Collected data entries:
────────

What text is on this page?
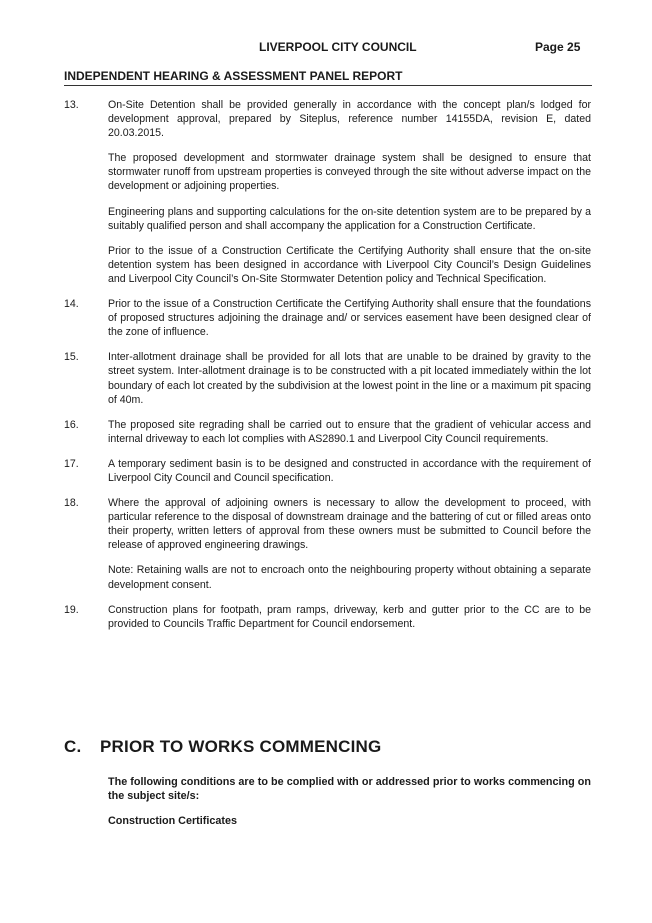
LIVERPOOL CITY COUNCIL	Page 25
INDEPENDENT HEARING & ASSESSMENT PANEL REPORT
13.	On-Site Detention shall be provided generally in accordance with the concept plan/s lodged for development approval, prepared by Siteplus, reference number 14155DA, revision E, dated 20.03.2015.

The proposed development and stormwater drainage system shall be designed to ensure that stormwater runoff from upstream properties is conveyed through the site without adverse impact on the development or adjoining properties.

Engineering plans and supporting calculations for the on-site detention system are to be prepared by a suitably qualified person and shall accompany the application for a Construction Certificate.

Prior to the issue of a Construction Certificate the Certifying Authority shall ensure that the on-site detention system has been designed in accordance with Liverpool City Council’s Design Guidelines and Liverpool City Council’s On-Site Stormwater Detention policy and Technical Specification.

14.	Prior to the issue of a Construction Certificate the Certifying Authority shall ensure that the foundations of proposed structures adjoining the drainage and/ or services easement have been designed clear of the zone of influence.

15.	Inter-allotment drainage shall be provided for all lots that are unable to be drained by gravity to the street system. Inter-allotment drainage is to be constructed with a pit located immediately within the lot boundary of each lot created by the subdivision at the lowest point in the line or a maximum pit spacing of 40m.

16.	The proposed site regrading shall be carried out to ensure that the gradient of vehicular access and internal driveway to each lot complies with AS2890.1 and Liverpool City Council requirements.

17.	A temporary sediment basin is to be designed and constructed in accordance with the requirement of Liverpool City Council and Council specification.

18.	Where the approval of adjoining owners is necessary to allow the development to proceed, with particular reference to the disposal of downstream drainage and the battering of cut or filled areas onto their property, written letters of approval from these owners must be submitted to Council before the release of approved engineering drawings.

Note: Retaining walls are not to encroach onto the neighbouring property without obtaining a separate development consent.

19.	Construction plans for footpath, pram ramps, driveway, kerb and gutter prior to the CC are to be provided to Councils Traffic Department for Council endorsement.

C.	PRIOR TO WORKS COMMENCING
The following conditions are to be complied with or addressed prior to works commencing on the subject site/s:
Construction Certificates
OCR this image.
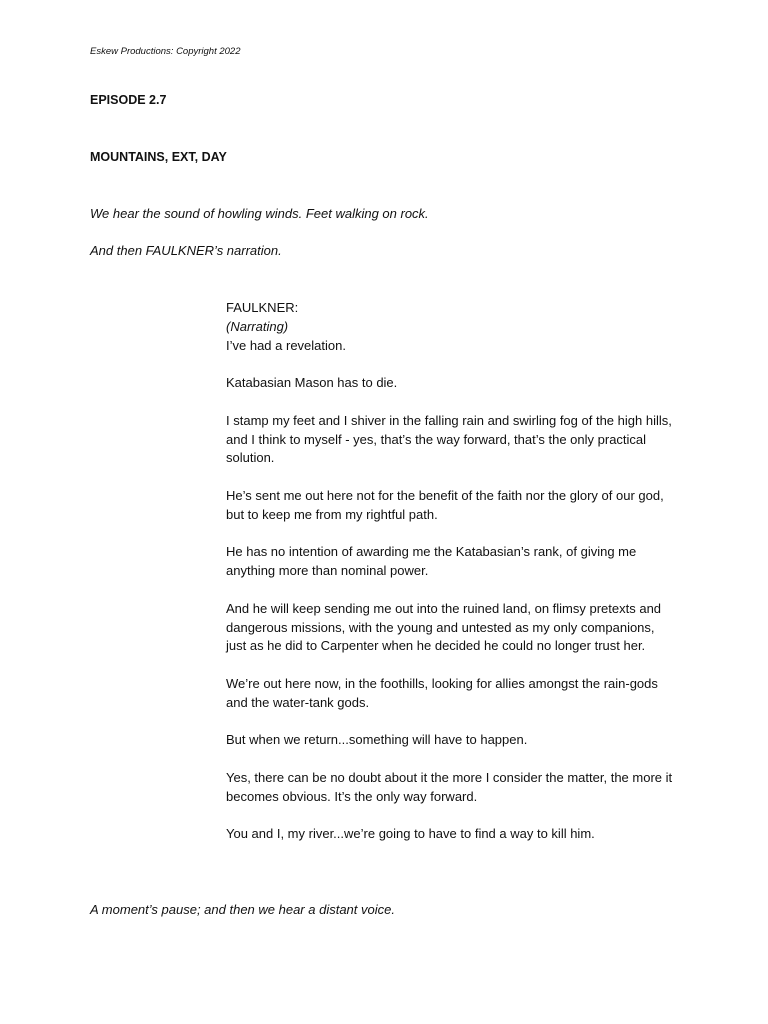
Eskew Productions: Copyright 2022
EPISODE 2.7
MOUNTAINS, EXT, DAY
We hear the sound of howling winds. Feet walking on rock.
And then FAULKNER’s narration.
FAULKNER:
(Narrating)

I’ve had a revelation.

Katabasian Mason has to die.

I stamp my feet and I shiver in the falling rain and swirling fog of the high hills, and I think to myself - yes, that’s the way forward, that’s the only practical solution.

He’s sent me out here not for the benefit of the faith nor the glory of our god, but to keep me from my rightful path.

He has no intention of awarding me the Katabasian’s rank, of giving me anything more than nominal power.

And he will keep sending me out into the ruined land, on flimsy pretexts and dangerous missions, with the young and untested as my only companions, just as he did to Carpenter when he decided he could no longer trust her.

We’re out here now, in the foothills, looking for allies amongst the rain-gods and the water-tank gods.

But when we return...something will have to happen.

Yes, there can be no doubt about it the more I consider the matter, the more it becomes obvious. It’s the only way forward.

You and I, my river...we’re going to have to find a way to kill him.

A moment’s pause; and then we hear a distant voice.
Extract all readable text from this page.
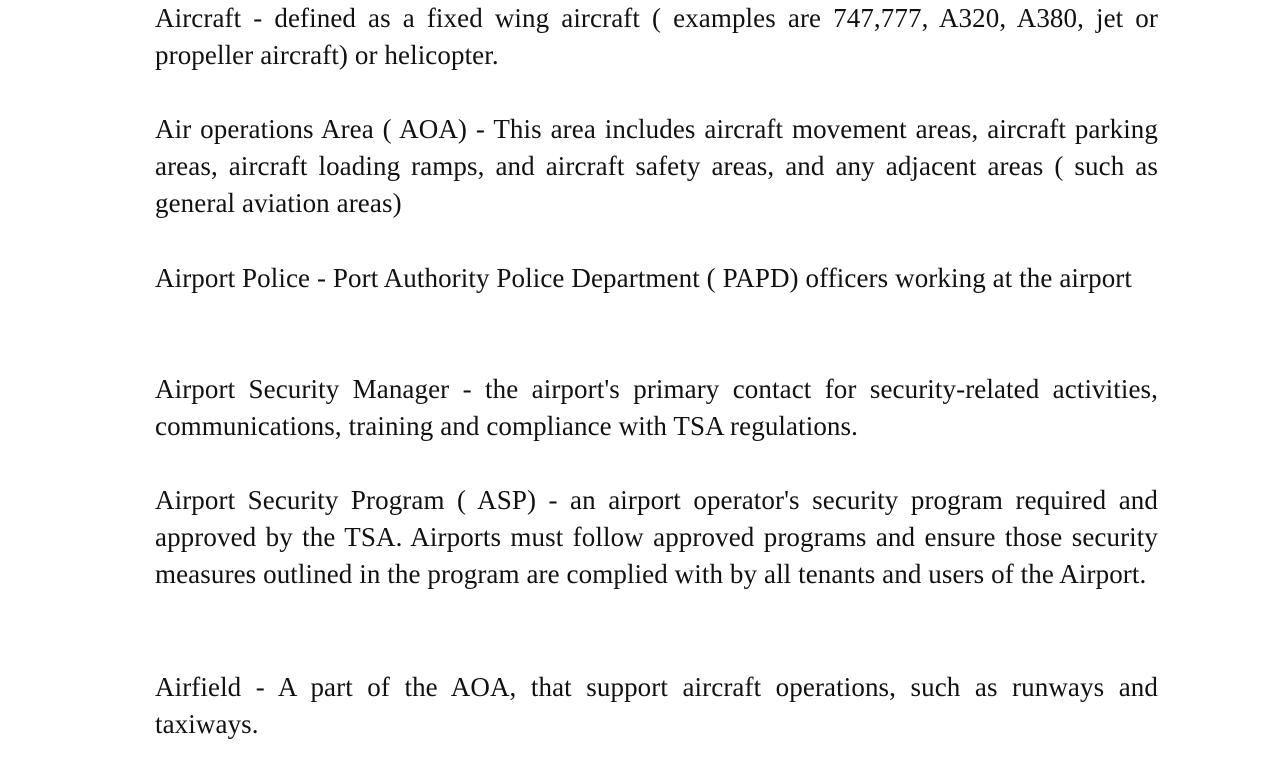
Aircraft - defined as a fixed wing aircraft ( examples are 747,777, A320, A380, jet or propeller aircraft) or helicopter.

Air operations Area ( AOA) - This area includes aircraft movement areas, aircraft parking areas, aircraft loading ramps, and aircraft safety areas, and any adjacent areas ( such as general aviation areas)

Airport Police - Port Authority Police Department ( PAPD) officers working at the airport

Airport Security Manager - the airport's primary contact for security-related activities, communications, training and compliance with TSA regulations.

Airport Security Program ( ASP) - an airport operator's security program required and approved by the TSA. Airports must follow approved programs and ensure those security measures outlined in the program are complied with by all tenants and users of the Airport.

Airfield - A part of the AOA, that support aircraft operations, such as runways and taxiways.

────────

- _What is required_
Omit all pictures and write out, exactly, only the lines from the line containing "Extract all readable text from this page." through the last line of the entries above.

- _Solution for this exercise_
Extract all readable text from this page.
Aircraft - defined as a fixed wing aircraft ( examples are 747,777, A320, A380, jet or propeller aircraft) or helicopter.

Air operations Area ( AOA) - This area includes aircraft movement areas, aircraft parking areas, aircraft loading ramps, and aircraft safety areas, and any adjacent areas ( such as general aviation areas)

Airport Police - Port Authority Police Department ( PAPD) officers working at the airport

Airport Security Manager - the airport's primary contact for security-related activities, communications, training and compliance with TSA regulations.

Airport Security Program ( ASP) - an airport operator's security program required and approved by the TSA. Airports must follow approved programs and ensure those security measures outlined in the program are complied with by all tenants and users of the Airport.

Airfield - A part of the AOA, that support aircraft operations, such as runways and taxiways.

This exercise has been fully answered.